begin Stored data

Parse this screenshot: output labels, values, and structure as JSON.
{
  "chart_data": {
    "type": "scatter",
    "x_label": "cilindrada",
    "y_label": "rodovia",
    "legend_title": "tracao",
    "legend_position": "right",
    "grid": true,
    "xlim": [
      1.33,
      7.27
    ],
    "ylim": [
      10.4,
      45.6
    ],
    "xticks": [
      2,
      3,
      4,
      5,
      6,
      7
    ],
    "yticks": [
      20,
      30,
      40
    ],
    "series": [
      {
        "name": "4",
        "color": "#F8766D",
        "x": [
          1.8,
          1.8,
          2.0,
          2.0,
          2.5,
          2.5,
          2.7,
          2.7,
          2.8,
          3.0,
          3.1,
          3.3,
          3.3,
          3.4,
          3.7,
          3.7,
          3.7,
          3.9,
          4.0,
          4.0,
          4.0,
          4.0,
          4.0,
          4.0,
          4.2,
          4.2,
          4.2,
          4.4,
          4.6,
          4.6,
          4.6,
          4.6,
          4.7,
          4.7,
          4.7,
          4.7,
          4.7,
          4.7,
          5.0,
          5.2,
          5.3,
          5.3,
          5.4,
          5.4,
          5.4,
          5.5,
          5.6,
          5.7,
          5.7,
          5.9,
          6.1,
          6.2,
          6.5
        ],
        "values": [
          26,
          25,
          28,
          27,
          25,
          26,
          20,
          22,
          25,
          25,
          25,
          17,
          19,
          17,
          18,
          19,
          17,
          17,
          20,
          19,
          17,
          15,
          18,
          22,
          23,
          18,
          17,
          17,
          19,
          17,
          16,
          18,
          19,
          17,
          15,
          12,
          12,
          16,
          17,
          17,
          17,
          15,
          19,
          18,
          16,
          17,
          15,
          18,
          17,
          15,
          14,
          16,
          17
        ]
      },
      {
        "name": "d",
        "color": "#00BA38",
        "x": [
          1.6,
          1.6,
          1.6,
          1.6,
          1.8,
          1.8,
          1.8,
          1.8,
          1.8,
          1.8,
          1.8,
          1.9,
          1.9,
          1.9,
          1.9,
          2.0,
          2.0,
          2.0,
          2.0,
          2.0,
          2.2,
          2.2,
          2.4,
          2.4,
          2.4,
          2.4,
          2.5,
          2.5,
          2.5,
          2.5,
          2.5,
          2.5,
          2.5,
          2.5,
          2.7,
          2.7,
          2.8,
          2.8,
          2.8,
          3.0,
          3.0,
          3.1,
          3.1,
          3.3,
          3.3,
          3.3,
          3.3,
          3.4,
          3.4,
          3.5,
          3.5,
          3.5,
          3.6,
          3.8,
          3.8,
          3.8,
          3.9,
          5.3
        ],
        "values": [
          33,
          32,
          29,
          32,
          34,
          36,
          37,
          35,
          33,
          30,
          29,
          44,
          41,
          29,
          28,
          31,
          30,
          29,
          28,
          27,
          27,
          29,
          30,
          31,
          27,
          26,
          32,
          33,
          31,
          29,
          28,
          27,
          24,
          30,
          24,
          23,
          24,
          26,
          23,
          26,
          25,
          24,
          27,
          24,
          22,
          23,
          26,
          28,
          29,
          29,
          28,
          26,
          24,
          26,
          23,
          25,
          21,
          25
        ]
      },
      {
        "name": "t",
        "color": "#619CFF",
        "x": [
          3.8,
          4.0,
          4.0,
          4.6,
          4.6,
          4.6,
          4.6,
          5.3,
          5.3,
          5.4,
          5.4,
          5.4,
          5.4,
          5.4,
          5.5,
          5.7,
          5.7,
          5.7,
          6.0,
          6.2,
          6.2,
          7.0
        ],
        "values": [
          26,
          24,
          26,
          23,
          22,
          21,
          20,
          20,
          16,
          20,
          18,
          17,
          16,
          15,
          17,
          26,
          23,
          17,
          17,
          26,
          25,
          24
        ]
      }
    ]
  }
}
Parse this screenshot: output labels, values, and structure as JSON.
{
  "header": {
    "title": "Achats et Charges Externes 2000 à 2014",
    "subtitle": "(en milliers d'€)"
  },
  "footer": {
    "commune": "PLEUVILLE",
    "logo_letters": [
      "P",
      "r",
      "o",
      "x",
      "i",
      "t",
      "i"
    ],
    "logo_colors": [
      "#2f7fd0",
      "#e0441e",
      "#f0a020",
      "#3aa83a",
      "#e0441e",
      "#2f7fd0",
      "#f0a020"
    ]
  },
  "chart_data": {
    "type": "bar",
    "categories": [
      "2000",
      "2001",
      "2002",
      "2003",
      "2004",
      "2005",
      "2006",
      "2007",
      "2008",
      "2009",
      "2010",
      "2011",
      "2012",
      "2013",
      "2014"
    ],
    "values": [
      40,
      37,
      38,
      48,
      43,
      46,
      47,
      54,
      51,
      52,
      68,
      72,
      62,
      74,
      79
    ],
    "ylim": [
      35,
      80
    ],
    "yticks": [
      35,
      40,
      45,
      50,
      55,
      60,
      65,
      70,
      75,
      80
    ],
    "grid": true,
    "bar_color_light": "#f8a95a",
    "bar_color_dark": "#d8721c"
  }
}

end Stored data

Stated task:
Transcribe each entry precisely, missing none.

Answer to the task:
Parse this screenshot: output labels, values, and structure as JSON.
{
  "chart_data": {
    "type": "scatter",
    "x_label": "cilindrada",
    "y_label": "rodovia",
    "legend_title": "tracao",
    "legend_position": "right",
    "grid": true,
    "xlim": [
      1.33,
      7.27
    ],
    "ylim": [
      10.4,
      45.6
    ],
    "xticks": [
      2,
      3,
      4,
      5,
      6,
      7
    ],
    "yticks": [
      20,
      30,
      40
    ],
    "series": [
      {
        "name": "4",
        "color": "#F8766D",
        "x": [
          1.8,
          1.8,
          2.0,
          2.0,
          2.5,
          2.5,
          2.7,
          2.7,
          2.8,
          3.0,
          3.1,
          3.3,
          3.3,
          3.4,
          3.7,
          3.7,
          3.7,
          3.9,
          4.0,
          4.0,
          4.0,
          4.0,
          4.0,
          4.0,
          4.2,
          4.2,
          4.2,
          4.4,
          4.6,
          4.6,
          4.6,
          4.6,
          4.7,
          4.7,
          4.7,
          4.7,
          4.7,
          4.7,
          5.0,
          5.2,
          5.3,
          5.3,
          5.4,
          5.4,
          5.4,
          5.5,
          5.6,
          5.7,
          5.7,
          5.9,
          6.1,
          6.2,
          6.5
        ],
        "values": [
          26,
          25,
          28,
          27,
          25,
          26,
          20,
          22,
          25,
          25,
          25,
          17,
          19,
          17,
          18,
          19,
          17,
          17,
          20,
          19,
          17,
          15,
          18,
          22,
          23,
          18,
          17,
          17,
          19,
          17,
          16,
          18,
          19,
          17,
          15,
          12,
          12,
          16,
          17,
          17,
          17,
          15,
          19,
          18,
          16,
          17,
          15,
          18,
          17,
          15,
          14,
          16,
          17
        ]
      },
      {
        "name": "d",
        "color": "#00BA38",
        "x": [
          1.6,
          1.6,
          1.6,
          1.6,
          1.8,
          1.8,
          1.8,
          1.8,
          1.8,
          1.8,
          1.8,
          1.9,
          1.9,
          1.9,
          1.9,
          2.0,
          2.0,
          2.0,
          2.0,
          2.0,
          2.2,
          2.2,
          2.4,
          2.4,
          2.4,
          2.4,
          2.5,
          2.5,
          2.5,
          2.5,
          2.5,
          2.5,
          2.5,
          2.5,
          2.7,
          2.7,
          2.8,
          2.8,
          2.8,
          3.0,
          3.0,
          3.1,
          3.1,
          3.3,
          3.3,
          3.3,
          3.3,
          3.4,
          3.4,
          3.5,
          3.5,
          3.5,
          3.6,
          3.8,
          3.8,
          3.8,
          3.9,
          5.3
        ],
        "values": [
          33,
          32,
          29,
          32,
          34,
          36,
          37,
          35,
          33,
          30,
          29,
          44,
          41,
          29,
          28,
          31,
          30,
          29,
          28,
          27,
          27,
          29,
          30,
          31,
          27,
          26,
          32,
          33,
          31,
          29,
          28,
          27,
          24,
          30,
          24,
          23,
          24,
          26,
          23,
          26,
          25,
          24,
          27,
          24,
          22,
          23,
          26,
          28,
          29,
          29,
          28,
          26,
          24,
          26,
          23,
          25,
          21,
          25
        ]
      },
      {
        "name": "t",
        "color": "#619CFF",
        "x": [
          3.8,
          4.0,
          4.0,
          4.6,
          4.6,
          4.6,
          4.6,
          5.3,
          5.3,
          5.4,
          5.4,
          5.4,
          5.4,
          5.4,
          5.5,
          5.7,
          5.7,
          5.7,
          6.0,
          6.2,
          6.2,
          7.0
        ],
        "values": [
          26,
          24,
          26,
          23,
          22,
          21,
          20,
          20,
          16,
          20,
          18,
          17,
          16,
          15,
          17,
          26,
          23,
          17,
          17,
          26,
          25,
          24
        ]
      }
    ]
  }
}
Parse this screenshot: output labels, values, and structure as JSON.
{
  "header": {
    "title": "Achats et Charges Externes 2000 à 2014",
    "subtitle": "(en milliers d'€)"
  },
  "footer": {
    "commune": "PLEUVILLE",
    "logo_letters": [
      "P",
      "r",
      "o",
      "x",
      "i",
      "t",
      "i"
    ],
    "logo_colors": [
      "#2f7fd0",
      "#e0441e",
      "#f0a020",
      "#3aa83a",
      "#e0441e",
      "#2f7fd0",
      "#f0a020"
    ]
  },
  "chart_data": {
    "type": "bar",
    "categories": [
      "2000",
      "2001",
      "2002",
      "2003",
      "2004",
      "2005",
      "2006",
      "2007",
      "2008",
      "2009",
      "2010",
      "2011",
      "2012",
      "2013",
      "2014"
    ],
    "values": [
      40,
      37,
      38,
      48,
      43,
      46,
      47,
      54,
      51,
      52,
      68,
      72,
      62,
      74,
      79
    ],
    "ylim": [
      35,
      80
    ],
    "yticks": [
      35,
      40,
      45,
      50,
      55,
      60,
      65,
      70,
      75,
      80
    ],
    "grid": true,
    "bar_color_light": "#f8a95a",
    "bar_color_dark": "#d8721c"
  }
}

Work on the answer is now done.